Wherever the listing has a line with the string "results", copy that line out.

======== Excerpted records

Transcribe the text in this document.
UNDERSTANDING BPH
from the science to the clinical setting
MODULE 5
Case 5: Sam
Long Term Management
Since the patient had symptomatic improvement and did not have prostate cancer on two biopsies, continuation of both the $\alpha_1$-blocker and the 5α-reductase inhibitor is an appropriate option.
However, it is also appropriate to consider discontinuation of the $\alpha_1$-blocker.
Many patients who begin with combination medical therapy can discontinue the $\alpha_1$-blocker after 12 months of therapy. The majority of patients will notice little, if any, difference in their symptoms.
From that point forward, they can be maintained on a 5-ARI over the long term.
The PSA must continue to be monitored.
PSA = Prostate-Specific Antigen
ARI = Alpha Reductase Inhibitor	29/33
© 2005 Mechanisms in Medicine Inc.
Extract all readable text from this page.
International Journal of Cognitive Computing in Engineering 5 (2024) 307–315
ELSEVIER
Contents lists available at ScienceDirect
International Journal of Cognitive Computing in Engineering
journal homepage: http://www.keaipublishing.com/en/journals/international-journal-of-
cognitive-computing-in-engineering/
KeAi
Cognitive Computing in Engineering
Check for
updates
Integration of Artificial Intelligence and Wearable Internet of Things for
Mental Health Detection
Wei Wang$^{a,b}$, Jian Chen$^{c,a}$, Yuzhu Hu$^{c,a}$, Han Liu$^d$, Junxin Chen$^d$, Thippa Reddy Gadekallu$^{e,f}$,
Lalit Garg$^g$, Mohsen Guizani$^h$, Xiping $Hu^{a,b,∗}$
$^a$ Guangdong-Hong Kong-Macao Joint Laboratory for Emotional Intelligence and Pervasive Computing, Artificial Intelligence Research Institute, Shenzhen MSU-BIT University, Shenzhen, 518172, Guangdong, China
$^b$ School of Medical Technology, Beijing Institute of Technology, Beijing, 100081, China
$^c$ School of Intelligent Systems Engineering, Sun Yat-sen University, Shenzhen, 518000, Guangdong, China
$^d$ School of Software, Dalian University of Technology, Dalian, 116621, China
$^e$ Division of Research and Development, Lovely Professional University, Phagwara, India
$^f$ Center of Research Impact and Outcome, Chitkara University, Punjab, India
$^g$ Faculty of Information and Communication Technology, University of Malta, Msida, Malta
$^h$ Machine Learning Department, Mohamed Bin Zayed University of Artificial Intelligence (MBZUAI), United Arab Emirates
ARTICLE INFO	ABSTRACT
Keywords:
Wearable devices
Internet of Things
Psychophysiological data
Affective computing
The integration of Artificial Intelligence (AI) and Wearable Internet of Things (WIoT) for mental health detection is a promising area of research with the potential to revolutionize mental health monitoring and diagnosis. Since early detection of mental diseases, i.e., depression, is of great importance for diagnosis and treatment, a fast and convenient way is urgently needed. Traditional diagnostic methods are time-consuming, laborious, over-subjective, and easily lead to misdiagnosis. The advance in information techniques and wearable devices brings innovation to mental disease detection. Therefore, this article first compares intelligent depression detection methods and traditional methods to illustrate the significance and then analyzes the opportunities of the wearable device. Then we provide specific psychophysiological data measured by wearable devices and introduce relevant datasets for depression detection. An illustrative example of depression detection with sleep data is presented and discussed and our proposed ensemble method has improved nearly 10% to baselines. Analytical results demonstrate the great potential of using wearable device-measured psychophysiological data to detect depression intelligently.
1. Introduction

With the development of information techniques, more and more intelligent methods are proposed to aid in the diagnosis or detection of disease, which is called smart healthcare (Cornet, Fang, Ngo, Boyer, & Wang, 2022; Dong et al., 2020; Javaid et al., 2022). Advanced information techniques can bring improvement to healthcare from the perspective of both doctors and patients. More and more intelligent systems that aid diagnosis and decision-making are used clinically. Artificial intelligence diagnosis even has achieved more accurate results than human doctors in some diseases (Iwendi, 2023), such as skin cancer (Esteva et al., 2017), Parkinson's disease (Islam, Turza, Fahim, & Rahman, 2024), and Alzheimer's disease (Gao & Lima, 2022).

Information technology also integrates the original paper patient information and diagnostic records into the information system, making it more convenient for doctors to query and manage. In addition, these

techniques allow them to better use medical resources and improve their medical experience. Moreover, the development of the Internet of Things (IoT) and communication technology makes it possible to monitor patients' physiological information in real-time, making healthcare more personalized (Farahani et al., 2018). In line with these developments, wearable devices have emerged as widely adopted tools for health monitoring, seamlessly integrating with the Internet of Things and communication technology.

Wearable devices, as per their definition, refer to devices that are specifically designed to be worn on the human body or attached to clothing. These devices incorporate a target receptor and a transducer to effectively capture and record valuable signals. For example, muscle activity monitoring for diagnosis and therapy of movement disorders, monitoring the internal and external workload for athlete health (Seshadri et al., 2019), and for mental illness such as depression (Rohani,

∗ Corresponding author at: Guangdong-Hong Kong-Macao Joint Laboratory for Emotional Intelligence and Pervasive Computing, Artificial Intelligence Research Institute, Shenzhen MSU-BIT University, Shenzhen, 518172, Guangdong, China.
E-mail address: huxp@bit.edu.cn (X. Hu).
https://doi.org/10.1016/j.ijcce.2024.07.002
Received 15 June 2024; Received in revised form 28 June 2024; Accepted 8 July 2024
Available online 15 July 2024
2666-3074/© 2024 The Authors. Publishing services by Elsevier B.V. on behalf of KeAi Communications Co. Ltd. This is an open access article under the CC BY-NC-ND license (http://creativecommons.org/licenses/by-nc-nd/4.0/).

================

Final answer:
The integration of Artificial Intelligence (AI) and Wearable Internet of Things (WIoT) for mental health detection is a promising area of research with the potential to revolutionize mental health monitoring and diagnosis. Since early detection of mental diseases, i.e., depression, is of great importance for diagnosis and treatment, a fast and convenient way is urgently needed. Traditional diagnostic methods are time-consuming, laborious, over-subjective, and easily lead to misdiagnosis. The advance in information techniques and wearable devices brings innovation to mental disease detection. Therefore, this article first compares intelligent depression detection methods and traditional methods to illustrate the significance and then analyzes the opportunities of the wearable device. Then we provide specific psychophysiological data measured by wearable devices and introduce relevant datasets for depression detection. An illustrative example of depression detection with sleep data is presented and discussed and our proposed ensemble method has improved nearly 10% to baselines. Analytical results demonstrate the great potential of using wearable device-measured psychophysiological data to detect depression intelligently.
With the development of information techniques, more and more intelligent methods are proposed to aid in the diagnosis or detection of disease, which is called smart healthcare (Cornet, Fang, Ngo, Boyer, & Wang, 2022; Dong et al., 2020; Javaid et al., 2022). Advanced information techniques can bring improvement to healthcare from the perspective of both doctors and patients. More and more intelligent systems that aid diagnosis and decision-making are used clinically. Artificial intelligence diagnosis even has achieved more accurate results than human doctors in some diseases (Iwendi, 2023), such as skin cancer (Esteva et al., 2017), Parkinson's disease (Islam, Turza, Fahim, & Rahman, 2024), and Alzheimer's disease (Gao & Lima, 2022).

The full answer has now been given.